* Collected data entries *
====

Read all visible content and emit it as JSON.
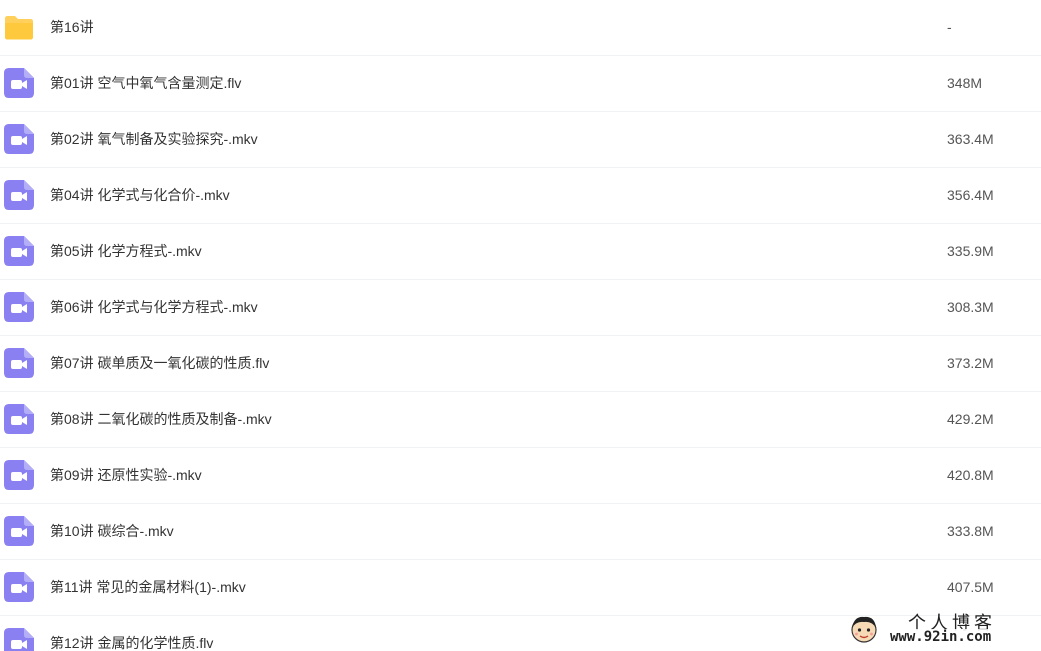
{
  "colors": {
    "folder_icon": "#FFD15C",
    "video_icon": "#8A80F2",
    "row_divider": "#F1F2F4",
    "text": "#333333"
  },
  "files": [
    {
      "name": "第16讲",
      "size": "-",
      "icon": "folder-icon"
    },
    {
      "name": "第01讲 空气中氧气含量测定.flv",
      "size": "348M",
      "icon": "video-file-icon"
    },
    {
      "name": "第02讲 氧气制备及实验探究-.mkv",
      "size": "363.4M",
      "icon": "video-file-icon"
    },
    {
      "name": "第04讲 化学式与化合价-.mkv",
      "size": "356.4M",
      "icon": "video-file-icon"
    },
    {
      "name": "第05讲 化学方程式-.mkv",
      "size": "335.9M",
      "icon": "video-file-icon"
    },
    {
      "name": "第06讲 化学式与化学方程式-.mkv",
      "size": "308.3M",
      "icon": "video-file-icon"
    },
    {
      "name": "第07讲 碳单质及一氧化碳的性质.flv",
      "size": "373.2M",
      "icon": "video-file-icon"
    },
    {
      "name": "第08讲 二氧化碳的性质及制备-.mkv",
      "size": "429.2M",
      "icon": "video-file-icon"
    },
    {
      "name": "第09讲 还原性实验-.mkv",
      "size": "420.8M",
      "icon": "video-file-icon"
    },
    {
      "name": "第10讲 碳综合-.mkv",
      "size": "333.8M",
      "icon": "video-file-icon"
    },
    {
      "name": "第11讲 常见的金属材料(1)-.mkv",
      "size": "407.5M",
      "icon": "video-file-icon"
    },
    {
      "name": "第12讲 金属的化学性质.flv",
      "size": "",
      "icon": "video-file-icon"
    }
  ],
  "watermark": {
    "title": "个人博客",
    "url": "www.92in.com",
    "icon": "cartoon-face-logo"
  }
}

====

* WHAT YOU WILL DO *
Whenever "size" turns up in a line, pick that line out.

* ANSWER BELOW *
      "size": "-",
      "size": "348M",
      "size": "363.4M",
      "size": "356.4M",
      "size": "335.9M",
      "size": "308.3M",
      "size": "373.2M",
      "size": "429.2M",
      "size": "420.8M",
      "size": "333.8M",
      "size": "407.5M",
      "size": "",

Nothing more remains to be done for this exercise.